> _DO THIS_: Report every line in the listing below where the string "from" shows up.
□ □ □
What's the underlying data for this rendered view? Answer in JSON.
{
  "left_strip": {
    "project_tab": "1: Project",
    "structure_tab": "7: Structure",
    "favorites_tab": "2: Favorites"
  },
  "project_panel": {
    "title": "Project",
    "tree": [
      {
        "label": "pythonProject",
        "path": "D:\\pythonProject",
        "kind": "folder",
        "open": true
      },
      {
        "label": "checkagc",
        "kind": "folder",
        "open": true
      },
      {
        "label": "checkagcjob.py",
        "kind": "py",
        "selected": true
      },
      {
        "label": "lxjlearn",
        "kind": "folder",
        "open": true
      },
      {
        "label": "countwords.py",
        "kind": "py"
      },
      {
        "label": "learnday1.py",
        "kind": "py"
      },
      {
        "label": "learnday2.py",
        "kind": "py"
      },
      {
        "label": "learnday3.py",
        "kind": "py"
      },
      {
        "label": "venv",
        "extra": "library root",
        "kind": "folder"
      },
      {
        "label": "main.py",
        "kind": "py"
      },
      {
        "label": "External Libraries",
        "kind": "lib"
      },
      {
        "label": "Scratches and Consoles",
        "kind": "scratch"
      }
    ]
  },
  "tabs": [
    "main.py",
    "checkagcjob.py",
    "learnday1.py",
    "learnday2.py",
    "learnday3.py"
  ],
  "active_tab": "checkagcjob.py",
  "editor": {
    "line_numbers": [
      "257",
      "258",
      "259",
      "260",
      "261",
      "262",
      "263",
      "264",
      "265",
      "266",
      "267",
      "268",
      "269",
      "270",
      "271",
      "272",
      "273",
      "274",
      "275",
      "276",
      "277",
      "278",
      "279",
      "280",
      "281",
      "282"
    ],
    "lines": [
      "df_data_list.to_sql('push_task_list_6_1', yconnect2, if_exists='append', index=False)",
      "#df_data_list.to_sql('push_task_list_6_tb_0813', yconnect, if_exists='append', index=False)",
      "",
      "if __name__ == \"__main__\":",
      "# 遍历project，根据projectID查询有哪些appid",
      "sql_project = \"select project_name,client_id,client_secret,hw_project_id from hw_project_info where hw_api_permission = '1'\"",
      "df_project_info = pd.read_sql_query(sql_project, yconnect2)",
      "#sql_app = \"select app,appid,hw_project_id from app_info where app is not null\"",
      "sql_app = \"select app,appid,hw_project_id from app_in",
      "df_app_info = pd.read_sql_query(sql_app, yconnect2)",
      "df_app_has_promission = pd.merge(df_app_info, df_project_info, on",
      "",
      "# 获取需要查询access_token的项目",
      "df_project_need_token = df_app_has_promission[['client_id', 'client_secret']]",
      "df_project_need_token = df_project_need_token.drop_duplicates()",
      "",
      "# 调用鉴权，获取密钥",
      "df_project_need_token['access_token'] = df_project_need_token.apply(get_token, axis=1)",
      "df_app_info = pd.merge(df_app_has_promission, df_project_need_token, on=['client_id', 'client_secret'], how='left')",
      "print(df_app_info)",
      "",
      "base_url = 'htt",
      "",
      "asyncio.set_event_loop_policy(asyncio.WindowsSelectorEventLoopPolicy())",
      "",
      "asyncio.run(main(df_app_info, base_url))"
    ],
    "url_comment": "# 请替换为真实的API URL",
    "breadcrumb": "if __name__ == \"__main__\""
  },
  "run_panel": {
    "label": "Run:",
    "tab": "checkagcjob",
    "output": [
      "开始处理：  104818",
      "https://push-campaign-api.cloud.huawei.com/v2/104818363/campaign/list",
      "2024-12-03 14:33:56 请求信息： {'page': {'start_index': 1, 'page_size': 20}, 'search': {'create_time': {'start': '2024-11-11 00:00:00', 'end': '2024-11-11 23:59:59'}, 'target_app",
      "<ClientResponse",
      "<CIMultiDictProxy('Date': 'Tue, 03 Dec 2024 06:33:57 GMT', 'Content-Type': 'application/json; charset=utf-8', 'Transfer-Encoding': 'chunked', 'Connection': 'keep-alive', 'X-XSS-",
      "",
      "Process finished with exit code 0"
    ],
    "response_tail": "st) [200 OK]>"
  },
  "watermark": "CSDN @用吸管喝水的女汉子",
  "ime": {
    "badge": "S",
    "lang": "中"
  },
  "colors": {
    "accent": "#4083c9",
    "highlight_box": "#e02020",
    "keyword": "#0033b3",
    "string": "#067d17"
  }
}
□ □ □
> _ANSWER TO THE EXERCISE_:
      "sql_project = \"select project_name,client_id,client_secret,hw_project_id from hw_project_info where hw_api_permission = '1'\"",
      "#sql_app = \"select app,appid,hw_project_id from app_info where app is not null\"",
      "sql_app = \"select app,appid,hw_project_id from app_in",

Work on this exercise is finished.